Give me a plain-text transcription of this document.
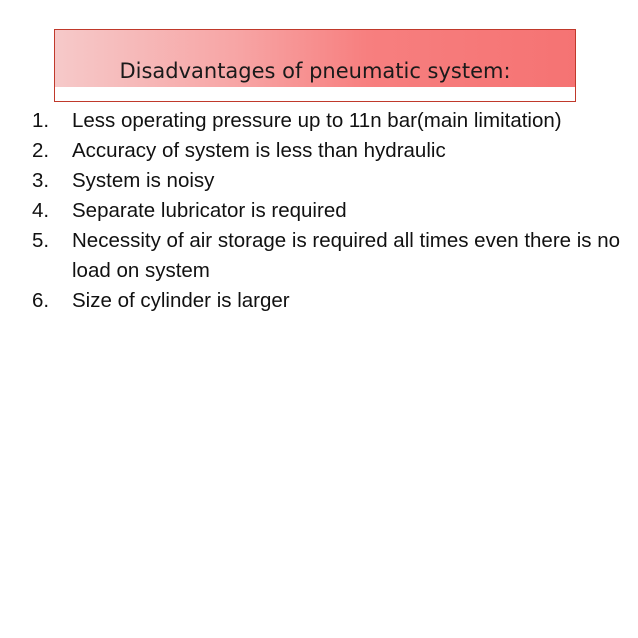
Disadvantages of pneumatic system:
1. Less operating pressure up to 11n bar(main limitation)
2. Accuracy of system is less than hydraulic
3. System is noisy
4. Separate lubricator is required
5. Necessity of air storage is required all times even there is no load on system
6. Size of cylinder is larger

TASK TO CARRY OUT -
Return the listing above word for word, with the pictures removed.

SOLVED EXERCISE -
Give me a plain-text transcription of this document.
Disadvantages of pneumatic system:
1. Less operating pressure up to 11n bar(main limitation)
2. Accuracy of system is less than hydraulic
3. System is noisy
4. Separate lubricator is required
5. Necessity of air storage is required all times even there is no load on system
6. Size of cylinder is larger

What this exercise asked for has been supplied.